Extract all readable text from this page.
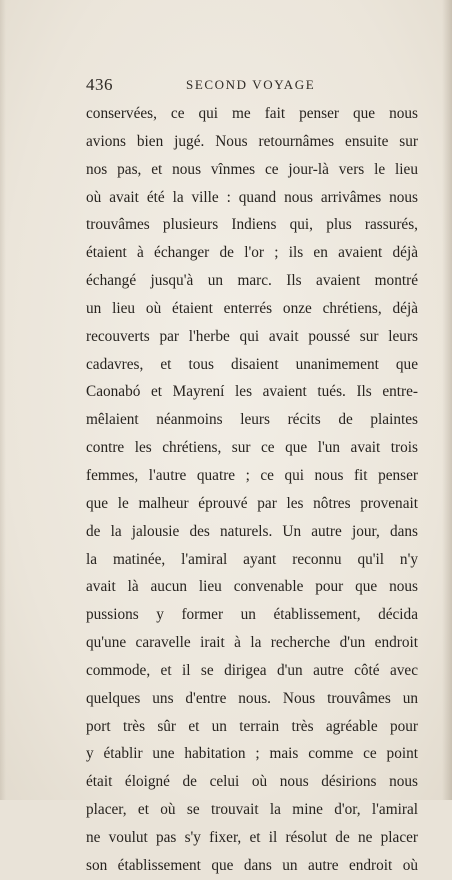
436	SECOND VOYAGE
conservées, ce qui me fait penser que nous
avions bien jugé. Nous retournâmes ensuite sur
nos pas, et nous vînmes ce jour-là vers le lieu
où avait été la ville : quand nous arrivâmes nous
trouvâmes plusieurs Indiens qui, plus rassurés,
étaient à échanger de l'or ; ils en avaient déjà
échangé jusqu'à un marc. Ils avaient montré
un lieu où étaient enterrés onze chrétiens, déjà
recouverts par l'herbe qui avait poussé sur leurs
cadavres, et tous disaient unanimement que
Caonabó et Mayrení les avaient tués. Ils entre-
mêlaient néanmoins leurs récits de plaintes
contre les chrétiens, sur ce que l'un avait trois
femmes, l'autre quatre ; ce qui nous fit penser
que le malheur éprouvé par les nôtres provenait
de la jalousie des naturels. Un autre jour, dans
la matinée, l'amiral ayant reconnu qu'il n'y
avait là aucun lieu convenable pour que nous
pussions y former un établissement, décida
qu'une caravelle irait à la recherche d'un endroit
commode, et il se dirigea d'un autre côté avec
quelques uns d'entre nous. Nous trouvâmes un
port très sûr et un terrain très agréable pour
y établir une habitation ; mais comme ce point
était éloigné de celui où nous désirions nous
placer, et où se trouvait la mine d'or, l'amiral
ne voulut pas s'y fixer, et il résolut de ne placer
son établissement que dans un autre endroit où
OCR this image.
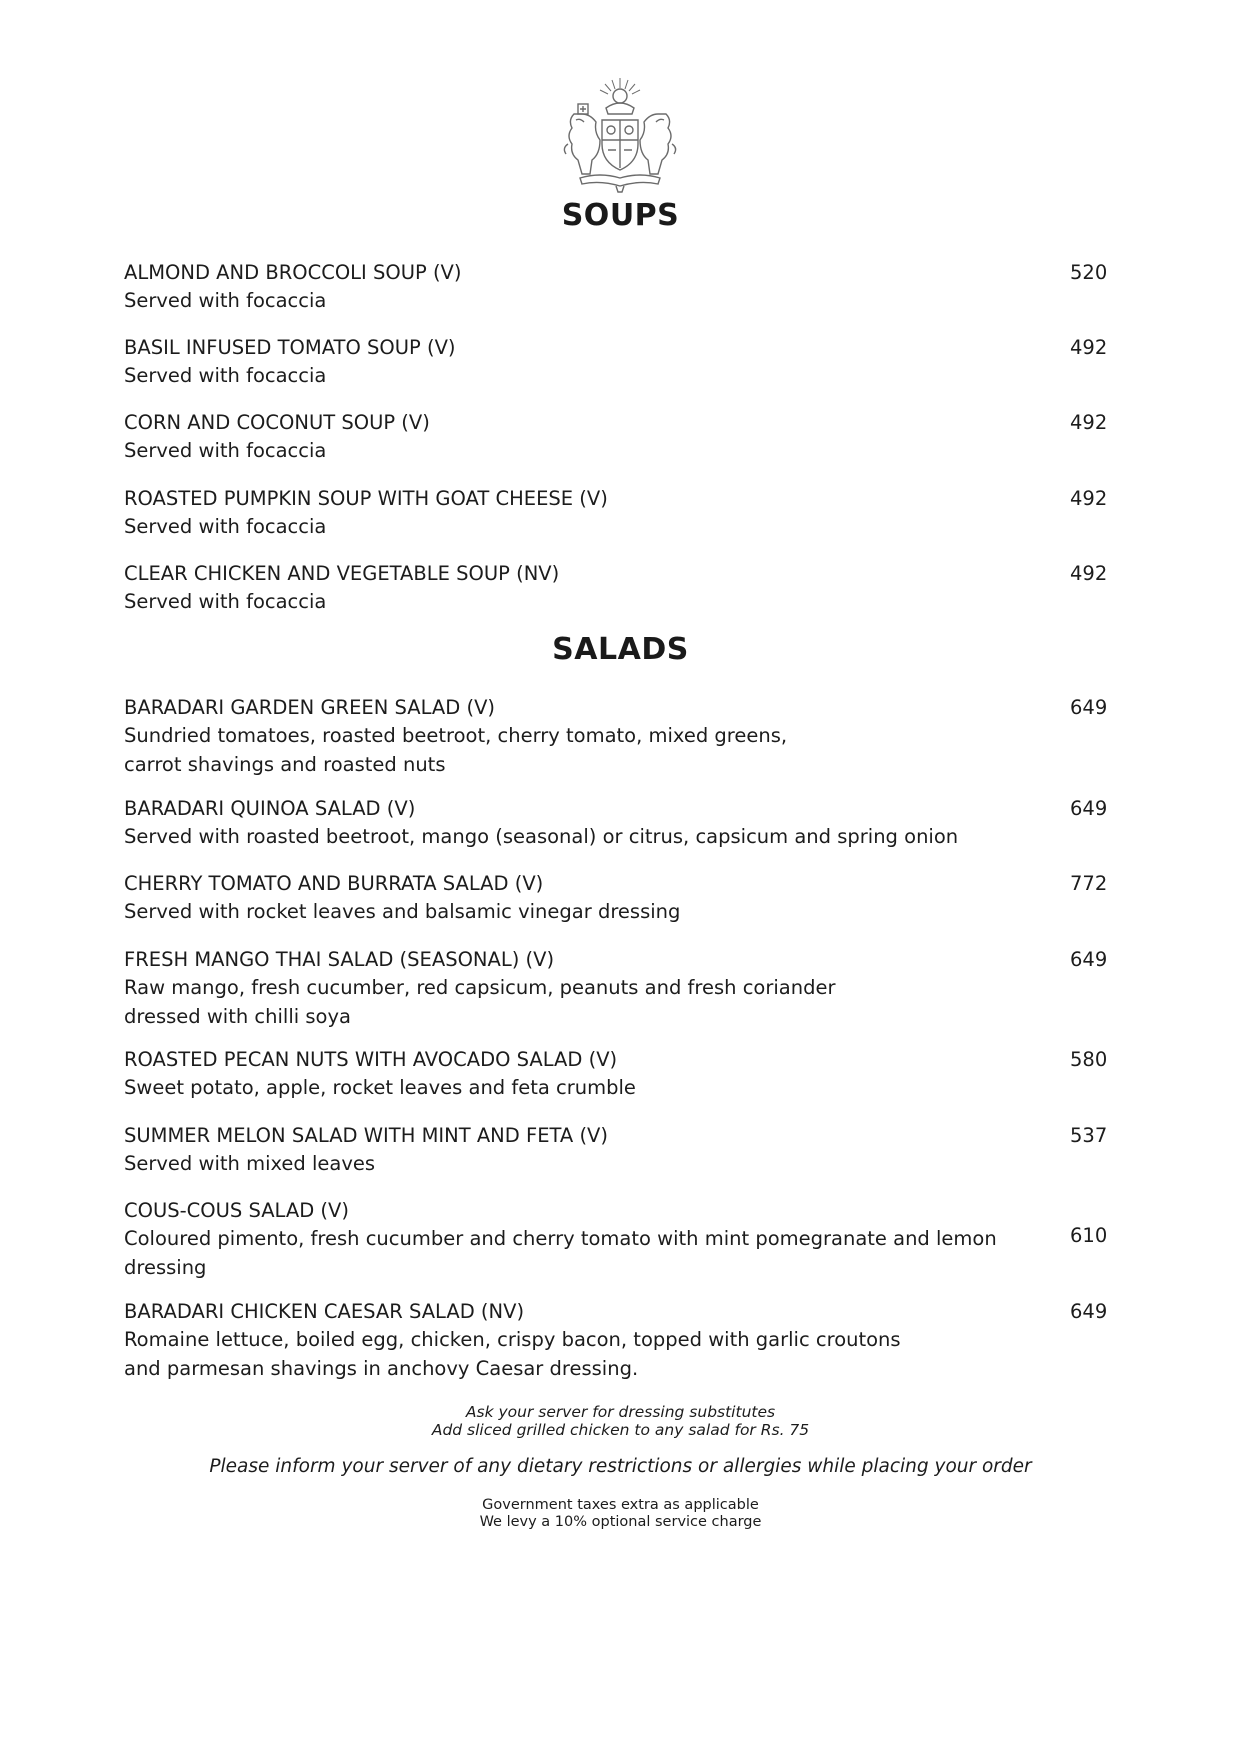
SOUPS
ALMOND AND BROCCOLI SOUP (V)
Served with focaccia
520
BASIL INFUSED TOMATO SOUP (V)
Served with focaccia
492
CORN AND COCONUT SOUP (V)
Served with focaccia
492
ROASTED PUMPKIN SOUP WITH GOAT CHEESE (V)
Served with focaccia
492
CLEAR CHICKEN AND VEGETABLE SOUP (NV)
Served with focaccia
492
SALADS
BARADARI GARDEN GREEN SALAD (V)
Sundried tomatoes, roasted beetroot, cherry tomato, mixed greens,
carrot shavings and roasted nuts
649
BARADARI QUINOA SALAD (V)
Served with roasted beetroot, mango (seasonal) or citrus, capsicum and spring onion
649
CHERRY TOMATO AND BURRATA SALAD (V)
Served with rocket leaves and balsamic vinegar dressing
772
FRESH MANGO THAI SALAD (SEASONAL) (V)
Raw mango, fresh cucumber, red capsicum, peanuts and fresh coriander
dressed with chilli soya
649
ROASTED PECAN NUTS WITH AVOCADO SALAD (V)
Sweet potato, apple, rocket leaves and feta crumble
580
SUMMER MELON SALAD WITH MINT AND FETA (V)
Served with mixed leaves
537
COUS-COUS SALAD (V)
Coloured pimento, fresh cucumber and cherry tomato with mint pomegranate and lemon
dressing
610
BARADARI CHICKEN CAESAR SALAD (NV)
Romaine lettuce, boiled egg, chicken, crispy bacon, topped with garlic croutons
and parmesan shavings in anchovy Caesar dressing.
649
Ask your server for dressing substitutes
Add sliced grilled chicken to any salad for Rs. 75
Please inform your server of any dietary restrictions or allergies while placing your order
Government taxes extra as applicable
We levy a 10% optional service charge
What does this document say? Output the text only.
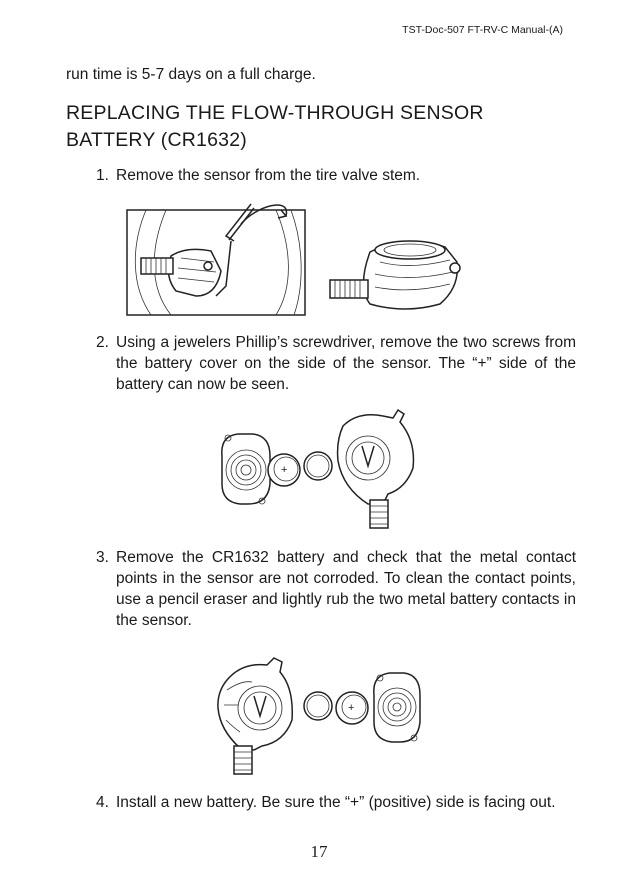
TST-Doc-507 FT-RV-C Manual-(A)
run time is 5-7 days on a full charge.
REPLACING THE FLOW-THROUGH SENSOR BATTERY (CR1632)
1. Remove the sensor from the tire valve stem.
2. Using a jewelers Phillip’s screwdriver, remove the two screws from the battery cover on the side of the sensor. The “+” side of the battery can now be seen.
+
3. Remove the CR1632 battery and check that the metal contact points in the sensor are not corroded. To clean the contact points, use a pencil eraser and lightly rub the two metal battery contacts in the sensor.
+
4. Install a new battery. Be sure the “+” (positive) side is facing out.
17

- - - - -

Return every line in the listing that contains the word "dans".

§ **Output of the task**
de la jalousie des naturels. Un autre jour, dans
son établissement que dans un autre endroit où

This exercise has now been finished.